Your answer should be a single number: the count of lines that include "وذكر".
#### Source data ####
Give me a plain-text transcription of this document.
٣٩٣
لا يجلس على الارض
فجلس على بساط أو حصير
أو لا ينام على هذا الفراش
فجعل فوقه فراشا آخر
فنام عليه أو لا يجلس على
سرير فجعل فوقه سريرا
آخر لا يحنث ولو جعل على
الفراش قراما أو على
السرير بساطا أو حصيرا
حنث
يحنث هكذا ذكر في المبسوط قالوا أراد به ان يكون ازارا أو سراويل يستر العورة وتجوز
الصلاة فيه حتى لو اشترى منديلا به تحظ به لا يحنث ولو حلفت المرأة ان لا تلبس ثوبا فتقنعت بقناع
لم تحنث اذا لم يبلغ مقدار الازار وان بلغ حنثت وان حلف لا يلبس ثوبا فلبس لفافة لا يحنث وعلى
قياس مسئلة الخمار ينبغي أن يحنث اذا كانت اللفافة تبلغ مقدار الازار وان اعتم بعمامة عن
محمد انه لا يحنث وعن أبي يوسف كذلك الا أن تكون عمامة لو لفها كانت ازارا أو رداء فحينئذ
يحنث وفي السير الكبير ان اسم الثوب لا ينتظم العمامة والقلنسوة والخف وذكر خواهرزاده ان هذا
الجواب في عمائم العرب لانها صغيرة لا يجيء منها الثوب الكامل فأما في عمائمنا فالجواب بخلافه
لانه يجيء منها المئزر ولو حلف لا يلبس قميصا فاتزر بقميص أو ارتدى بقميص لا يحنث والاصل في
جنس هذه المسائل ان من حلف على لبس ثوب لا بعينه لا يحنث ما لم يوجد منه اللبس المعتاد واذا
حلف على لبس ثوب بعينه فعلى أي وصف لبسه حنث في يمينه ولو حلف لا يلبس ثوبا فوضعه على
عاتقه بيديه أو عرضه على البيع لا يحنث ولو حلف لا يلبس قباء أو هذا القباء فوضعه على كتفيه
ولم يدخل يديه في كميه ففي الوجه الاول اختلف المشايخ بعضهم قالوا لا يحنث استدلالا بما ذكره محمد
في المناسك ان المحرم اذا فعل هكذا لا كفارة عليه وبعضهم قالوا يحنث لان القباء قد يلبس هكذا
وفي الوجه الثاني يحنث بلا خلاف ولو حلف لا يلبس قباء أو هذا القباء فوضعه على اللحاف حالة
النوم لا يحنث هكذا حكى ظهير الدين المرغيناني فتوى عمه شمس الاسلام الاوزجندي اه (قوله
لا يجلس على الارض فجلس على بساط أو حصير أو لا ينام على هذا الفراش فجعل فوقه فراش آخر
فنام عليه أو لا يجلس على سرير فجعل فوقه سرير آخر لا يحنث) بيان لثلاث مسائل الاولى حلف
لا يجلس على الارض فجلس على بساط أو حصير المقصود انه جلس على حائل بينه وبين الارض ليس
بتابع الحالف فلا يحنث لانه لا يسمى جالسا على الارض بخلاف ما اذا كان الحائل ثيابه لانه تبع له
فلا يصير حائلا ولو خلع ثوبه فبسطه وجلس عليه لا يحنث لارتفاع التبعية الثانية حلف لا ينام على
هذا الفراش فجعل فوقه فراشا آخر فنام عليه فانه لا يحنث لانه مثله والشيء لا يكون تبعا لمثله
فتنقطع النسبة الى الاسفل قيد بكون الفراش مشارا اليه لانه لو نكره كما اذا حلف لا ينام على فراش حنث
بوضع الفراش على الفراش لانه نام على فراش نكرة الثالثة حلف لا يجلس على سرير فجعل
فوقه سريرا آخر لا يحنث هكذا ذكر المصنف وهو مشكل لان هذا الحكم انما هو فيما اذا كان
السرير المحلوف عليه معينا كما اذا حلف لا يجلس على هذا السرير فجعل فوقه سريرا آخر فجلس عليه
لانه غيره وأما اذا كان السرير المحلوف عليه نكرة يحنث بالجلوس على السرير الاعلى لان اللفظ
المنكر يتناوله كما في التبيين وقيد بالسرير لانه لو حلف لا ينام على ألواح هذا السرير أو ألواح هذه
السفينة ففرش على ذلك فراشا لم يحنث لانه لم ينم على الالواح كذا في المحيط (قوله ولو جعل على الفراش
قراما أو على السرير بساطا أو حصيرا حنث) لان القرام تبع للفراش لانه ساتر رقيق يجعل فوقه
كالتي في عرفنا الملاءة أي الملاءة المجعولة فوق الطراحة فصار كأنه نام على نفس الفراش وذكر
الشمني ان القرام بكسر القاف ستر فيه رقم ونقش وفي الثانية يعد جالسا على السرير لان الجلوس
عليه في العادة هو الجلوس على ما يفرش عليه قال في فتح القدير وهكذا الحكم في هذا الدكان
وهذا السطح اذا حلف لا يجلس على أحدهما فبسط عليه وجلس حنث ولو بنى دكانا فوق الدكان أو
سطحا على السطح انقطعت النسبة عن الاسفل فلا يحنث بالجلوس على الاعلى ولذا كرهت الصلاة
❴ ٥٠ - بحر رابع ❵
####
* _Answer for this exercise_:
2